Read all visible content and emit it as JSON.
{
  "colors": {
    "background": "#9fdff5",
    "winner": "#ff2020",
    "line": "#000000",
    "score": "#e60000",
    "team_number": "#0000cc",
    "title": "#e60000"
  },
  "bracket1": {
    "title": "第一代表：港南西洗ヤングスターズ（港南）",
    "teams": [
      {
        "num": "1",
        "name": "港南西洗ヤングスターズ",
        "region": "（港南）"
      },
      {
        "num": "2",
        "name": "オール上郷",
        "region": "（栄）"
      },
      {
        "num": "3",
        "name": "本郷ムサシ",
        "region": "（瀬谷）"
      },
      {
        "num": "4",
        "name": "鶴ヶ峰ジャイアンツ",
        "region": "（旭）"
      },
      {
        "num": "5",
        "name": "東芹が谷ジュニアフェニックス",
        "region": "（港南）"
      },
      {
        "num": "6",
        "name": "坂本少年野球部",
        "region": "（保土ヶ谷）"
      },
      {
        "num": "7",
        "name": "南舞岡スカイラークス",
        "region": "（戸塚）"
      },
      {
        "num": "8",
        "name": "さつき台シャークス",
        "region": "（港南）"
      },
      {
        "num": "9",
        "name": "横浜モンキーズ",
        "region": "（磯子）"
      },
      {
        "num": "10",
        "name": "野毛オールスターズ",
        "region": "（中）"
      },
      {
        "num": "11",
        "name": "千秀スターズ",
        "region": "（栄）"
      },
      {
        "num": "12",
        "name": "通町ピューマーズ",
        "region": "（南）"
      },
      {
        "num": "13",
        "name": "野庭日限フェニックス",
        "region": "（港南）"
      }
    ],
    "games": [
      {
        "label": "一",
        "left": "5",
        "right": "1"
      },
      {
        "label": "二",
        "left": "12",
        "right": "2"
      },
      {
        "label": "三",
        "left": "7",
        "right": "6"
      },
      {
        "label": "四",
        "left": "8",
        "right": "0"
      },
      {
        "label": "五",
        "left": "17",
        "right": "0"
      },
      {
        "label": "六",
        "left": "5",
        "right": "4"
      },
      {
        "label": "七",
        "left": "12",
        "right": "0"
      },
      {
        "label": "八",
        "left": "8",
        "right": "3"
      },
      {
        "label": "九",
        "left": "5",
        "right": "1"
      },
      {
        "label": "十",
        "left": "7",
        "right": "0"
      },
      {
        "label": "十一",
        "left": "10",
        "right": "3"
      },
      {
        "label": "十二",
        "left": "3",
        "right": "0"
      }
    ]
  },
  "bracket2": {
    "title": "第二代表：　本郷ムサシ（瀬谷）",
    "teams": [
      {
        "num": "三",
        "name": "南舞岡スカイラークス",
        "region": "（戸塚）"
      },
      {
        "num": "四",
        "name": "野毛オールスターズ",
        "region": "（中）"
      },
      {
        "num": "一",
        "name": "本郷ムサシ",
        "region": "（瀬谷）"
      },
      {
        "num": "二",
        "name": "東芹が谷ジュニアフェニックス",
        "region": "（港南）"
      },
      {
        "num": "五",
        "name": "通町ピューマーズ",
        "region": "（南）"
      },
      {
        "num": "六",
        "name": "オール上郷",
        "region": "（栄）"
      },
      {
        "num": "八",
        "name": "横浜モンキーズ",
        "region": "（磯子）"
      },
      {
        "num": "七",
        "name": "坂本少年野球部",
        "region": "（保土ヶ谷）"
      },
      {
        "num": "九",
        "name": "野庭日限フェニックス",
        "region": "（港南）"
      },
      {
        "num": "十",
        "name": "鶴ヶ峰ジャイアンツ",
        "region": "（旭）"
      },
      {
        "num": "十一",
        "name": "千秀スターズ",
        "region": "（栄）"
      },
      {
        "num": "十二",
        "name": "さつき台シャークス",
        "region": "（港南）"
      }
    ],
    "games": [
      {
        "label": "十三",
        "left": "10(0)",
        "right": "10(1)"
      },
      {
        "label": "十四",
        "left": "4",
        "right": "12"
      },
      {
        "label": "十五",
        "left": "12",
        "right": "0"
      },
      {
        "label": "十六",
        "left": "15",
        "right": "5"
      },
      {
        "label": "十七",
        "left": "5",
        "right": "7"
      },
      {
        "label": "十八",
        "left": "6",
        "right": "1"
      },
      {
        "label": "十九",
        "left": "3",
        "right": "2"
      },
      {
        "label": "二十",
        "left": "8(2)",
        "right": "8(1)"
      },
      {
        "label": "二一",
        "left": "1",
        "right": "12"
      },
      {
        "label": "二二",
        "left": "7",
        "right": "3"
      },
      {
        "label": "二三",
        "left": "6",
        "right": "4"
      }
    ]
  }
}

:: Aim of the task ::
Print all the data exactly.

:: Answer for this exercise ::
Read all visible content and emit it as JSON.
{
  "colors": {
    "background": "#9fdff5",
    "winner": "#ff2020",
    "line": "#000000",
    "score": "#e60000",
    "team_number": "#0000cc",
    "title": "#e60000"
  },
  "bracket1": {
    "title": "第一代表：港南西洗ヤングスターズ（港南）",
    "teams": [
      {
        "num": "1",
        "name": "港南西洗ヤングスターズ",
        "region": "（港南）"
      },
      {
        "num": "2",
        "name": "オール上郷",
        "region": "（栄）"
      },
      {
        "num": "3",
        "name": "本郷ムサシ",
        "region": "（瀬谷）"
      },
      {
        "num": "4",
        "name": "鶴ヶ峰ジャイアンツ",
        "region": "（旭）"
      },
      {
        "num": "5",
        "name": "東芹が谷ジュニアフェニックス",
        "region": "（港南）"
      },
      {
        "num": "6",
        "name": "坂本少年野球部",
        "region": "（保土ヶ谷）"
      },
      {
        "num": "7",
        "name": "南舞岡スカイラークス",
        "region": "（戸塚）"
      },
      {
        "num": "8",
        "name": "さつき台シャークス",
        "region": "（港南）"
      },
      {
        "num": "9",
        "name": "横浜モンキーズ",
        "region": "（磯子）"
      },
      {
        "num": "10",
        "name": "野毛オールスターズ",
        "region": "（中）"
      },
      {
        "num": "11",
        "name": "千秀スターズ",
        "region": "（栄）"
      },
      {
        "num": "12",
        "name": "通町ピューマーズ",
        "region": "（南）"
      },
      {
        "num": "13",
        "name": "野庭日限フェニックス",
        "region": "（港南）"
      }
    ],
    "games": [
      {
        "label": "一",
        "left": "5",
        "right": "1"
      },
      {
        "label": "二",
        "left": "12",
        "right": "2"
      },
      {
        "label": "三",
        "left": "7",
        "right": "6"
      },
      {
        "label": "四",
        "left": "8",
        "right": "0"
      },
      {
        "label": "五",
        "left": "17",
        "right": "0"
      },
      {
        "label": "六",
        "left": "5",
        "right": "4"
      },
      {
        "label": "七",
        "left": "12",
        "right": "0"
      },
      {
        "label": "八",
        "left": "8",
        "right": "3"
      },
      {
        "label": "九",
        "left": "5",
        "right": "1"
      },
      {
        "label": "十",
        "left": "7",
        "right": "0"
      },
      {
        "label": "十一",
        "left": "10",
        "right": "3"
      },
      {
        "label": "十二",
        "left": "3",
        "right": "0"
      }
    ]
  },
  "bracket2": {
    "title": "第二代表：　本郷ムサシ（瀬谷）",
    "teams": [
      {
        "num": "三",
        "name": "南舞岡スカイラークス",
        "region": "（戸塚）"
      },
      {
        "num": "四",
        "name": "野毛オールスターズ",
        "region": "（中）"
      },
      {
        "num": "一",
        "name": "本郷ムサシ",
        "region": "（瀬谷）"
      },
      {
        "num": "二",
        "name": "東芹が谷ジュニアフェニックス",
        "region": "（港南）"
      },
      {
        "num": "五",
        "name": "通町ピューマーズ",
        "region": "（南）"
      },
      {
        "num": "六",
        "name": "オール上郷",
        "region": "（栄）"
      },
      {
        "num": "八",
        "name": "横浜モンキーズ",
        "region": "（磯子）"
      },
      {
        "num": "七",
        "name": "坂本少年野球部",
        "region": "（保土ヶ谷）"
      },
      {
        "num": "九",
        "name": "野庭日限フェニックス",
        "region": "（港南）"
      },
      {
        "num": "十",
        "name": "鶴ヶ峰ジャイアンツ",
        "region": "（旭）"
      },
      {
        "num": "十一",
        "name": "千秀スターズ",
        "region": "（栄）"
      },
      {
        "num": "十二",
        "name": "さつき台シャークス",
        "region": "（港南）"
      }
    ],
    "games": [
      {
        "label": "十三",
        "left": "10(0)",
        "right": "10(1)"
      },
      {
        "label": "十四",
        "left": "4",
        "right": "12"
      },
      {
        "label": "十五",
        "left": "12",
        "right": "0"
      },
      {
        "label": "十六",
        "left": "15",
        "right": "5"
      },
      {
        "label": "十七",
        "left": "5",
        "right": "7"
      },
      {
        "label": "十八",
        "left": "6",
        "right": "1"
      },
      {
        "label": "十九",
        "left": "3",
        "right": "2"
      },
      {
        "label": "二十",
        "left": "8(2)",
        "right": "8(1)"
      },
      {
        "label": "二一",
        "left": "1",
        "right": "12"
      },
      {
        "label": "二二",
        "left": "7",
        "right": "3"
      },
      {
        "label": "二三",
        "left": "6",
        "right": "4"
      }
    ]
  }
}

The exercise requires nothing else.